THE TASK:
Select every line containing the word "label" from the material, and copy those lines.

STORED ROWS:
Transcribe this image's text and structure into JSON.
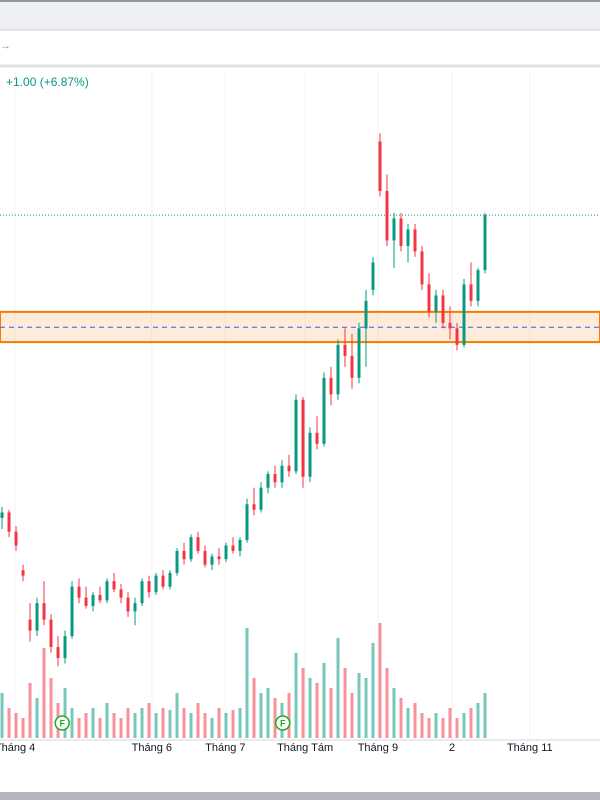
{
  "toolbar": {
    "icon": "→"
  },
  "chart_data": {
    "type": "candlestick",
    "change": "+1.00 (+6.87%)",
    "up_color": "#089981",
    "down_color": "#f23645",
    "ylim": [
      6.01,
      18.11
    ],
    "xlim": [
      -0.29,
      85.43
    ],
    "xticks": [
      {
        "value": 1.86,
        "label": "Tháng 4"
      },
      {
        "value": 21.4,
        "label": "Tháng 6"
      },
      {
        "value": 31.9,
        "label": "Tháng 7"
      },
      {
        "value": 43.3,
        "label": "Tháng Tám"
      },
      {
        "value": 53.7,
        "label": "Tháng 9"
      },
      {
        "value": 64.3,
        "label": "2"
      },
      {
        "value": 75.4,
        "label": "Tháng 11"
      }
    ],
    "grid": true,
    "zone": {
      "top": 13.8,
      "bottom": 13.25,
      "mid": 13.52,
      "color": "#f57c00"
    },
    "last_price_line": 15.56,
    "events": [
      {
        "value": 8.6,
        "label": "F"
      },
      {
        "value": 40.1,
        "label": "F"
      }
    ],
    "candles": [
      [
        10.05,
        10.25,
        9.85,
        10.15
      ],
      [
        10.15,
        10.2,
        9.7,
        9.8
      ],
      [
        9.8,
        9.9,
        9.45,
        9.55
      ],
      [
        9.1,
        9.2,
        8.9,
        9.0
      ],
      [
        8.2,
        8.5,
        7.8,
        8.0
      ],
      [
        8.0,
        8.6,
        7.9,
        8.5
      ],
      [
        8.5,
        8.9,
        8.1,
        8.2
      ],
      [
        8.2,
        8.3,
        7.6,
        7.7
      ],
      [
        7.7,
        7.9,
        7.35,
        7.5
      ],
      [
        7.5,
        8.0,
        7.4,
        7.9
      ],
      [
        7.9,
        8.9,
        7.85,
        8.8
      ],
      [
        8.8,
        8.95,
        8.5,
        8.6
      ],
      [
        8.6,
        8.8,
        8.4,
        8.45
      ],
      [
        8.45,
        8.7,
        8.35,
        8.65
      ],
      [
        8.65,
        8.8,
        8.5,
        8.55
      ],
      [
        8.55,
        8.95,
        8.5,
        8.9
      ],
      [
        8.9,
        9.05,
        8.7,
        8.75
      ],
      [
        8.75,
        8.85,
        8.5,
        8.6
      ],
      [
        8.6,
        8.7,
        8.25,
        8.35
      ],
      [
        8.35,
        8.6,
        8.1,
        8.5
      ],
      [
        8.5,
        8.95,
        8.45,
        8.9
      ],
      [
        8.9,
        9.0,
        8.6,
        8.7
      ],
      [
        8.7,
        9.05,
        8.65,
        9.0
      ],
      [
        9.0,
        9.1,
        8.75,
        8.8
      ],
      [
        8.8,
        9.1,
        8.75,
        9.05
      ],
      [
        9.05,
        9.5,
        9.0,
        9.45
      ],
      [
        9.45,
        9.6,
        9.2,
        9.3
      ],
      [
        9.3,
        9.75,
        9.25,
        9.7
      ],
      [
        9.7,
        9.8,
        9.4,
        9.45
      ],
      [
        9.45,
        9.55,
        9.15,
        9.2
      ],
      [
        9.2,
        9.4,
        9.1,
        9.35
      ],
      [
        9.35,
        9.5,
        9.2,
        9.3
      ],
      [
        9.3,
        9.6,
        9.25,
        9.55
      ],
      [
        9.55,
        9.7,
        9.4,
        9.45
      ],
      [
        9.45,
        9.7,
        9.35,
        9.65
      ],
      [
        9.65,
        10.4,
        9.6,
        10.3
      ],
      [
        10.3,
        10.6,
        10.1,
        10.2
      ],
      [
        10.2,
        10.7,
        10.15,
        10.6
      ],
      [
        10.6,
        10.9,
        10.5,
        10.85
      ],
      [
        10.85,
        11.0,
        10.6,
        10.7
      ],
      [
        10.7,
        11.1,
        10.6,
        11.0
      ],
      [
        11.0,
        11.2,
        10.8,
        10.9
      ],
      [
        10.9,
        12.3,
        10.85,
        12.2
      ],
      [
        12.2,
        12.25,
        10.6,
        10.8
      ],
      [
        10.8,
        11.7,
        10.7,
        11.6
      ],
      [
        11.6,
        11.9,
        11.3,
        11.4
      ],
      [
        11.4,
        12.7,
        11.35,
        12.6
      ],
      [
        12.6,
        12.8,
        12.1,
        12.3
      ],
      [
        12.3,
        13.3,
        12.2,
        13.2
      ],
      [
        13.2,
        13.5,
        12.8,
        13.0
      ],
      [
        13.0,
        13.4,
        12.4,
        12.6
      ],
      [
        12.6,
        13.6,
        12.5,
        13.5
      ],
      [
        13.5,
        14.2,
        12.8,
        14.0
      ],
      [
        14.2,
        14.8,
        14.1,
        14.7
      ],
      [
        16.9,
        17.05,
        15.9,
        16.0
      ],
      [
        16.0,
        16.3,
        15.0,
        15.1
      ],
      [
        15.1,
        15.6,
        14.6,
        15.5
      ],
      [
        15.5,
        15.6,
        14.9,
        15.0
      ],
      [
        15.0,
        15.4,
        14.7,
        15.3
      ],
      [
        15.3,
        15.4,
        14.8,
        14.9
      ],
      [
        14.9,
        15.0,
        14.2,
        14.3
      ],
      [
        14.3,
        14.5,
        13.7,
        13.8
      ],
      [
        13.8,
        14.2,
        13.6,
        14.1
      ],
      [
        14.1,
        14.2,
        13.5,
        13.6
      ],
      [
        13.6,
        13.9,
        13.3,
        13.5
      ],
      [
        13.5,
        13.6,
        13.1,
        13.2
      ],
      [
        13.2,
        14.4,
        13.15,
        14.3
      ],
      [
        14.3,
        14.7,
        13.9,
        14.0
      ],
      [
        14.0,
        14.6,
        13.9,
        14.56
      ],
      [
        14.56,
        15.6,
        14.5,
        15.56
      ]
    ],
    "volumes": [
      45,
      30,
      25,
      20,
      55,
      40,
      90,
      60,
      35,
      50,
      30,
      20,
      25,
      30,
      20,
      35,
      25,
      20,
      30,
      25,
      30,
      35,
      25,
      30,
      28,
      45,
      30,
      25,
      35,
      25,
      20,
      30,
      25,
      28,
      30,
      110,
      60,
      45,
      50,
      40,
      35,
      45,
      85,
      70,
      60,
      55,
      75,
      50,
      100,
      70,
      45,
      65,
      60,
      95,
      115,
      70,
      50,
      40,
      30,
      35,
      25,
      20,
      25,
      20,
      30,
      20,
      25,
      30,
      35,
      45
    ]
  }
}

SOLUTION FOR THIS PROBLEM:
        "label": "Tháng 4"
        "label": "Tháng 6"
        "label": "Tháng 7"
        "label": "Tháng Tám"
        "label": "Tháng 9"
        "label": "2"
        "label": "Tháng 11"
        "label": "F"
        "label": "F"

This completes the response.